It is advantageous for the primary to be wound on the central post of a ferrite core which has an outer annular portion defining an annular space between the annular portion and the central post. The part of the rotatable member which carries the variable secondary winding can then be contained in this annular space and the shape of the ferrite core will keep the field of the primary winding away from the inactive turns. Even though the inactive portion of the flexible element may be wound on the rotatable member just beyond the end of the core, the inductive coupling between the primary and the inactive windings, and hence the non-linearity, is considerably reduced. This construction enables the overall length of the rotatable member to be reduced as compared with that required for an equivalent air transformer.

The linearity of the transformer can be still further improved in accordance with a further aspect of the invention.

From this latter aspect, the invention provides a transformer unit in which the transformer has two primary windings, and two secondary windings which are in series and are associated with respective primary windings, one secondary winding being constituted by one portion of a flexible conducting element which portion is wound on a part of a rotatable member in proximity to one of the primary windings, and the other secondary winding being constituted by another portion of the flexible conducting element, which other portion is wound, 'in the same sense as said one portion, on another part of the rotatable member in proximity to the other primary winding, whereby rotation of the rotatable member will wind more turns into one of the secondary windings while unwinding turns from the other one, the primary windings respectively being capable of inducing opposed voltages into the two secondary windings when suitably supplied with A.C. voltages.

In such a construction, any unintentional inductive coupling between one primary winding and that secondary winding associated with the other primary winding will be to some extent counterbalanced by a coupling in the opposite sense between the other primary winding and the other secondary winding, so that the non-linearity which tends to occur where inactive windings are present is substantially reduced.

In one particularly convenient arrangement, each of the two primary windings is wound on a former within, and directed along the axis of, the rotatable member, one primary winding being encircled by one secondary winding and the other primary winding being encircled by the other secondary winding, and the two primary windings are in series with each other but are wound in opposite senses so as to induce opposed voltages in the two secondary windings when an A.C. voltage is applied across the primary windings.

For compactness, each of the two primary windings may be wound on the central post of a respective ferrite core, the two central posts being co-axial, and each core having an outer annular portion defining space between the annular portion and the central post, the parts of the rotatable member carrying the two secondary windings being located within the respective annular spaces of the two cores.

TASKS →
#1 Rewrite the transformer passage from the words "In one particularly" through "the primary windings.", using "bobbin" in place of "former".
#2 Write what comes next in the transformer passage, picking up after its last sentence.
The rows that follow are separate material from the transformer passage.

EXCERPTED DATA →
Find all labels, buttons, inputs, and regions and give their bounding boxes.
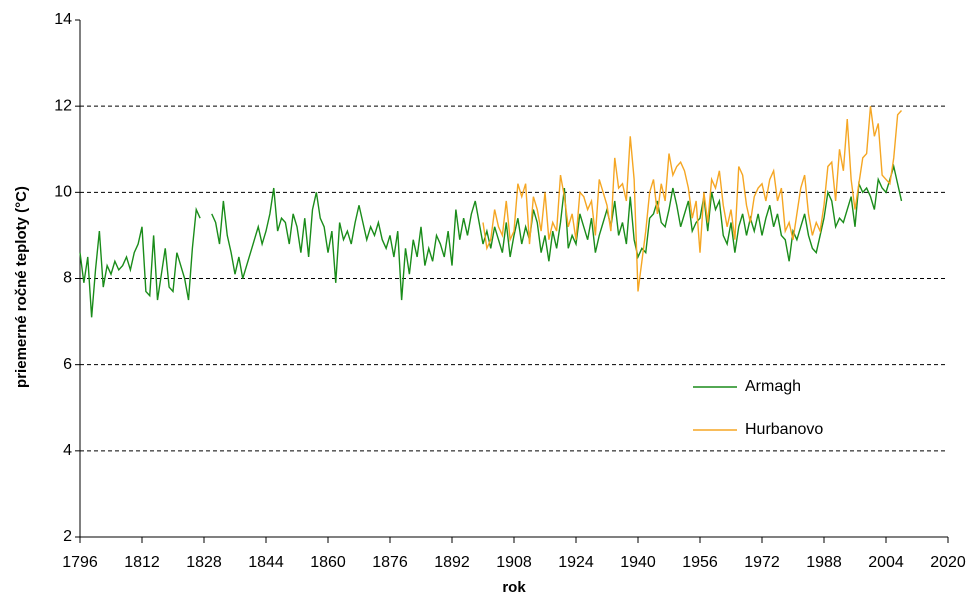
series-line bbox=[482, 106, 903, 292]
y-tick-label: 4 bbox=[63, 442, 72, 459]
x-tick-label: 1892 bbox=[434, 554, 470, 571]
x-tick-label: 2020 bbox=[930, 554, 966, 571]
x-tick-label: 1988 bbox=[806, 554, 842, 571]
x-tick-label: 1812 bbox=[124, 554, 160, 571]
x-tick-label: 1972 bbox=[744, 554, 780, 571]
x-tick-label: 1924 bbox=[558, 554, 594, 571]
x-tick-label: 2004 bbox=[868, 554, 904, 571]
y-tick-label: 12 bbox=[54, 97, 72, 114]
y-tick-label: 6 bbox=[63, 356, 72, 373]
x-axis-title: rok bbox=[502, 579, 526, 596]
x-tick-label: 1908 bbox=[496, 554, 532, 571]
legend-label: Armagh bbox=[745, 378, 801, 395]
x-tick-label: 1956 bbox=[682, 554, 718, 571]
y-tick-label: 8 bbox=[63, 270, 72, 287]
x-tick-label: 1876 bbox=[372, 554, 408, 571]
y-tick-label: 14 bbox=[54, 11, 72, 28]
x-tick-label: 1860 bbox=[310, 554, 346, 571]
y-tick-label: 2 bbox=[63, 528, 72, 545]
x-tick-label: 1940 bbox=[620, 554, 656, 571]
legend-label: Hurbanovo bbox=[745, 421, 823, 438]
series-line bbox=[79, 163, 903, 318]
x-tick-label: 1796 bbox=[62, 554, 98, 571]
y-axis-title: priemerné ročné teploty (°C) bbox=[13, 186, 30, 388]
y-tick-label: 10 bbox=[54, 184, 72, 201]
x-tick-label: 1828 bbox=[186, 554, 222, 571]
x-tick-label: 1844 bbox=[248, 554, 284, 571]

ANSWERS GIVEN →
#1
In one particularly convenient arrangement, each of the two primary windings is wound on a bobbin within, and directed along the axis of, the rotatable member, one primary winding being encircled by one secondary winding and the other primary winding being encircled by the other secondary winding, and the two primary windings are in series with each other but are wound in opposite senses so as to induce opposed voltages in the two secondary windings when an A.C. voltage is applied across the primary windings.

#2
In accordance with the invention, whether the transformer has one or two secondary windings, the rotatable member may be driven by means of the flexible conductive element itself. Such a transformer construction may comprise a wheel, one of the end portions of the flexible element being engaged round the outside of the wheel in one angular direction and the other end portion of the flexible element being engaged round the outside of the wheel in the opposite angular direction, the flexible element being held taut between the wheel and the rotatable member, whereby rotation of the wheel will effect said winding and unwinding of the element on the rotatable member. Alternatively, using a similar construction, the rotatable member may be driven directly andthe movement transmitted to the wheel by the flexible conductive element.

Preferably the wheel has a considerably larger diameter than has the rotatable member, so that a single rotation of the wheel, or less, will wind and unwind several turns on the rotatable member.

Conveniently the two portions of the flexible element which engage the outside of the wheel are guided in respective grooves around the periphery of the Wheel. The wheel arrangement just referred to in combination with the rotatable member carrying the variable secondary winding or windings, allows electrical connections to be made to both ends of the secondary winding or windings without the unwound portions of the flexible element forming a large amount of slack, as will be apparent from the more detailed description hereinafter.

In some applications, for example when recording temperatures measured by a thermocouple, which generally will have a non-linear temperature response, it may be required to introduce a non-linear characteristic into the transformer unit. In accordance with the present invention, this may be done by giving the outside of the wheel a predetermined non-circular shape in order to impose a non-linear relationship between the angular position of the wheel and the number of turns in the secondary winding or windings.

A further construction in accordance with the present invention which avoids the occurrence of slack in the flexible element when winding or unwinding it from the rotatable member comprises two pulleys lying in the same plane as each other with their axes perpendicular to the plane, the pulleys being mounted for movement in unison along the direction of an imaginary line joining the pulleys, each end portion of the flexible element being led tautly from the rotatable member round the extreme part of the periphery of a respective one of the pulleys to an anchor point, whereby said movement of the pulleys in unison will effect said winding or unwinding of the flexible element on the rotatable member.

Preferably the flexible element is held tautly between the rotatable member and the said pulleys by respective guide pulleys which lead the flexible element on to and off the rotatable member substantially at right angles to the axis of rotation of the rotatable member.

Where linearity is of prime importance, the magnetic field produced by the primary winding or windings should be highly linear over the range occupied by the secondary winding or windings.

In accordance with the present invention this is achieved by providing a screen of electrically conductive materila, for example copper, silver or aluminium, between the or each primary winding and its associated secondary winding, the screen extending over the whole distance which may be occupied by the secondary winding and the screen having a gap therein so as not to form a short-circuited secondary turn.

Such a screen may be formed by spraying, or otherwise applying the conductive material on to the outside of the primary winding, over a suitable interlayer of insulating material such as a plastics material.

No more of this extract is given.